Start Data lines
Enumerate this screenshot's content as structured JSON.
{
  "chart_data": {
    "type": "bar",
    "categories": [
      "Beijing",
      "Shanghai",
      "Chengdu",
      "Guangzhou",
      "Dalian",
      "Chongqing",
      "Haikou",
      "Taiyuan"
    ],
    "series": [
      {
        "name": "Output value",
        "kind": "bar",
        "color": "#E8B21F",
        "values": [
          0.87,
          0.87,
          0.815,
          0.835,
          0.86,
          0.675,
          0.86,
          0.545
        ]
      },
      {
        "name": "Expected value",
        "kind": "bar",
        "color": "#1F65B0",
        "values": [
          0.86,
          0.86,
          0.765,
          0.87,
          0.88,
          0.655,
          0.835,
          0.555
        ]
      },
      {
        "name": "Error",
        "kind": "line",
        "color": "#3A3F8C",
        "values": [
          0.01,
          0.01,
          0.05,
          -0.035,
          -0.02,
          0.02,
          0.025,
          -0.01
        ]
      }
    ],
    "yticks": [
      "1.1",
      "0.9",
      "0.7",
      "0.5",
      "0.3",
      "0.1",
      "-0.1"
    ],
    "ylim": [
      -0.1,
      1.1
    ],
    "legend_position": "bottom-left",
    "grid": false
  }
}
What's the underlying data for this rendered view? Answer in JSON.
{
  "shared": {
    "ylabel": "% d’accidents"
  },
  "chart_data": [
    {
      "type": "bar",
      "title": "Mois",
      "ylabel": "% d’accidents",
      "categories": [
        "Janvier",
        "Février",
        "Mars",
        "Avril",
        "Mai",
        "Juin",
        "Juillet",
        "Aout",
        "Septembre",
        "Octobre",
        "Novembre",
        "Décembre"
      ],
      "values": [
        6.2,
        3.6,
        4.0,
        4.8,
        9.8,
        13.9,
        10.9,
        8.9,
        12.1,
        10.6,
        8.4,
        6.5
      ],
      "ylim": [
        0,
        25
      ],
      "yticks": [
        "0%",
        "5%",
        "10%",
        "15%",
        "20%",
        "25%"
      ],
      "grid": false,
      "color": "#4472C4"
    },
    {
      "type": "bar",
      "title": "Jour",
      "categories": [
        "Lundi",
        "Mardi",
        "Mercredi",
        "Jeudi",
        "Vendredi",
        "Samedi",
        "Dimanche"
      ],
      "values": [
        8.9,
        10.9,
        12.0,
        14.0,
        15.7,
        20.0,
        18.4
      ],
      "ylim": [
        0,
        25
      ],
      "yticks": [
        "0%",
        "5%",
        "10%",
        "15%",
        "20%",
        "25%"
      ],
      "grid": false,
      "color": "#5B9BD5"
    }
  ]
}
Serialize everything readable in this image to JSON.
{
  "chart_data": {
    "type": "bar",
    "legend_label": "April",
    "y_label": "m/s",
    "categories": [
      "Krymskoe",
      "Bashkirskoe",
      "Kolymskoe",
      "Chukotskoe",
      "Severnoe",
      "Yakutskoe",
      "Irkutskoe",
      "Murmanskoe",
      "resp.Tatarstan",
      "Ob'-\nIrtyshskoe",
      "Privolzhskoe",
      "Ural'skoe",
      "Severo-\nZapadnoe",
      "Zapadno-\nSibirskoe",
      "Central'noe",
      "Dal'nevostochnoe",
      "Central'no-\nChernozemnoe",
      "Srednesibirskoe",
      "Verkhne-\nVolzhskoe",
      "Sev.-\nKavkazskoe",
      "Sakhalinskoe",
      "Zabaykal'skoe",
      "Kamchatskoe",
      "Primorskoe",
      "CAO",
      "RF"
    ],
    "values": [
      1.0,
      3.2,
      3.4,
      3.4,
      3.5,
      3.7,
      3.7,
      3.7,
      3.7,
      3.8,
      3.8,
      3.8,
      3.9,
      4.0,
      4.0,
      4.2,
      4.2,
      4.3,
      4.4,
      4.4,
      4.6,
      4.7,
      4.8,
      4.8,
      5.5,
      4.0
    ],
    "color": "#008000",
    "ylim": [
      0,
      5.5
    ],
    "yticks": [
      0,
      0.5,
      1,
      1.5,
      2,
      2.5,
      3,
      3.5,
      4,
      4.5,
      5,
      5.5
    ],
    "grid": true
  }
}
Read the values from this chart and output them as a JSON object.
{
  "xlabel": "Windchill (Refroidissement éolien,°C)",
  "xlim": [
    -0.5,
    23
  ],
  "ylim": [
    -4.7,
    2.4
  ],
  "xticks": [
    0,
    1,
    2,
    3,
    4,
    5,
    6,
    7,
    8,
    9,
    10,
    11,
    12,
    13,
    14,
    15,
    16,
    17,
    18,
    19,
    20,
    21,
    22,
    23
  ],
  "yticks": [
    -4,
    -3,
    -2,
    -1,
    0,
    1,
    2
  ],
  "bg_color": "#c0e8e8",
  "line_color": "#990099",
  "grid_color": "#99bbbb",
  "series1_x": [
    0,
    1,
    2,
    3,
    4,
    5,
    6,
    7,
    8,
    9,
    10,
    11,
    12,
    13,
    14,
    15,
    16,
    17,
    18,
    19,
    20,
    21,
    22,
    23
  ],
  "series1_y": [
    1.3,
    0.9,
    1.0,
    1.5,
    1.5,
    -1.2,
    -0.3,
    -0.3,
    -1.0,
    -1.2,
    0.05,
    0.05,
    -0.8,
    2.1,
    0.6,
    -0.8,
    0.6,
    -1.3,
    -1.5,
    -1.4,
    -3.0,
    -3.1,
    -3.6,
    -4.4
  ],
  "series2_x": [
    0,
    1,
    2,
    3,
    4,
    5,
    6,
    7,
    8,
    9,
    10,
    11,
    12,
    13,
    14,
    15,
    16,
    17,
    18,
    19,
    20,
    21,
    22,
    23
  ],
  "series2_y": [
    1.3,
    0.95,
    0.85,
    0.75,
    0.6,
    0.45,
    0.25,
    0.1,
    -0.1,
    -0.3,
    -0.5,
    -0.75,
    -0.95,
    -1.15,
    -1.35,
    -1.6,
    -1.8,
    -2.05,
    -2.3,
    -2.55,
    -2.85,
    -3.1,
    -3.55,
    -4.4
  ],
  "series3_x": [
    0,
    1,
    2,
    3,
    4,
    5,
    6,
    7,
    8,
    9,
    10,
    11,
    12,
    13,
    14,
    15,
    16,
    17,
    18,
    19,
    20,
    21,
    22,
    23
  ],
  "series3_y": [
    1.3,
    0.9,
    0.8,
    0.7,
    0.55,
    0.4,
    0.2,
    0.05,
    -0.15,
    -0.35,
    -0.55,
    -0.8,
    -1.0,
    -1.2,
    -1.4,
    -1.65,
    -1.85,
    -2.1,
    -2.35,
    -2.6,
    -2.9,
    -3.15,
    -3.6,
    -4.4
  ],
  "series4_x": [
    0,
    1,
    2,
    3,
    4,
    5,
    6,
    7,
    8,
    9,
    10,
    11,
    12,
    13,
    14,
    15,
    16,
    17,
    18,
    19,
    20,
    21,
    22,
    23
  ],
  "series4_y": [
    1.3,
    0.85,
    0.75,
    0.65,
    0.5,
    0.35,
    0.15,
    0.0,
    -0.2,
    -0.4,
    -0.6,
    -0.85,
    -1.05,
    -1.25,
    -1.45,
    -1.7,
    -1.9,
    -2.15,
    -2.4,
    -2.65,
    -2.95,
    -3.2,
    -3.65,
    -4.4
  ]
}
End Data lines
▶ [Exercise task]
Where a line of the records above holds the word "JSON", copy that line.

▶ [Expected answer]
Enumerate this screenshot's content as structured JSON.
What's the underlying data for this rendered view? Answer in JSON.
Serialize everything readable in this image to JSON.
Read the values from this chart and output them as a JSON object.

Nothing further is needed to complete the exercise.